*Dataset content*
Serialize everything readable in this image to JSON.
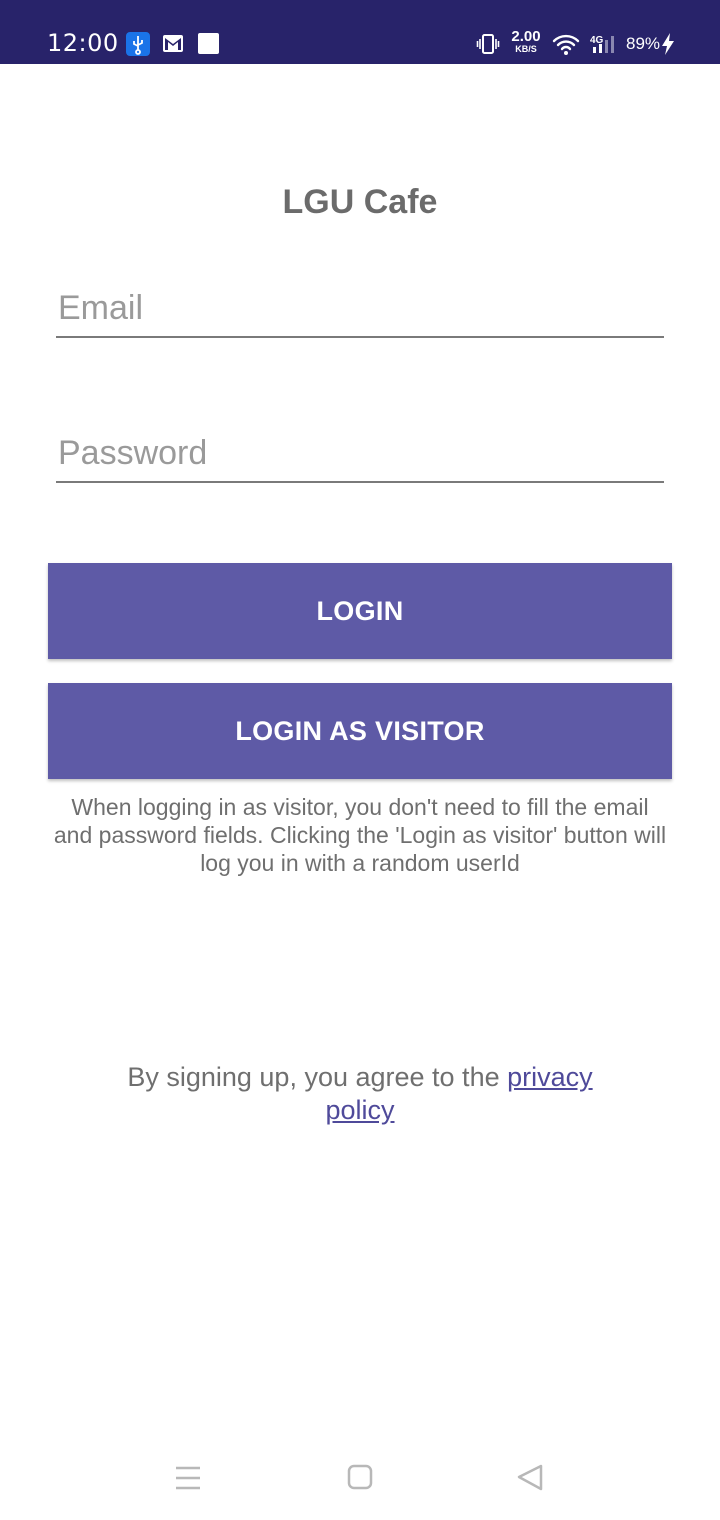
{
  "status_bar": {
    "time": "12:00",
    "net_speed_value": "2.00",
    "net_speed_unit": "KB/S",
    "signal_label": "4G",
    "battery": "89%",
    "icons": [
      "usb-icon",
      "gmail-icon",
      "notification-icon",
      "vibrate-icon",
      "wifi-icon",
      "cell-signal-icon",
      "charging-icon"
    ]
  },
  "login": {
    "title": "LGU Cafe",
    "email_placeholder": "Email",
    "password_placeholder": "Password",
    "login_button": "LOGIN",
    "visitor_button": "LOGIN AS VISITOR",
    "visitor_note": "When logging in as visitor, you don't need to fill the email and password fields. Clicking the 'Login as visitor' button will log you in with a random userId",
    "agree_prefix": "By signing up, you agree to the ",
    "privacy_link": "privacy policy"
  },
  "colors": {
    "status_bar": "#28236a",
    "accent": "#5e5aa6",
    "link": "#4f4a9a"
  },
  "nav_bar": {
    "icons": [
      "menu-icon",
      "home-icon",
      "back-icon"
    ]
  }
}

*The task*
Retype the listing exactly. Pictures do not belong in the copy.

*Answer to the exercise*
Serialize everything readable in this image to JSON.
{
  "status_bar": {
    "time": "12:00",
    "net_speed_value": "2.00",
    "net_speed_unit": "KB/S",
    "signal_label": "4G",
    "battery": "89%",
    "icons": [
      "usb-icon",
      "gmail-icon",
      "notification-icon",
      "vibrate-icon",
      "wifi-icon",
      "cell-signal-icon",
      "charging-icon"
    ]
  },
  "login": {
    "title": "LGU Cafe",
    "email_placeholder": "Email",
    "password_placeholder": "Password",
    "login_button": "LOGIN",
    "visitor_button": "LOGIN AS VISITOR",
    "visitor_note": "When logging in as visitor, you don't need to fill the email and password fields. Clicking the 'Login as visitor' button will log you in with a random userId",
    "agree_prefix": "By signing up, you agree to the ",
    "privacy_link": "privacy policy"
  },
  "colors": {
    "status_bar": "#28236a",
    "accent": "#5e5aa6",
    "link": "#4f4a9a"
  },
  "nav_bar": {
    "icons": [
      "menu-icon",
      "home-icon",
      "back-icon"
    ]
  }
}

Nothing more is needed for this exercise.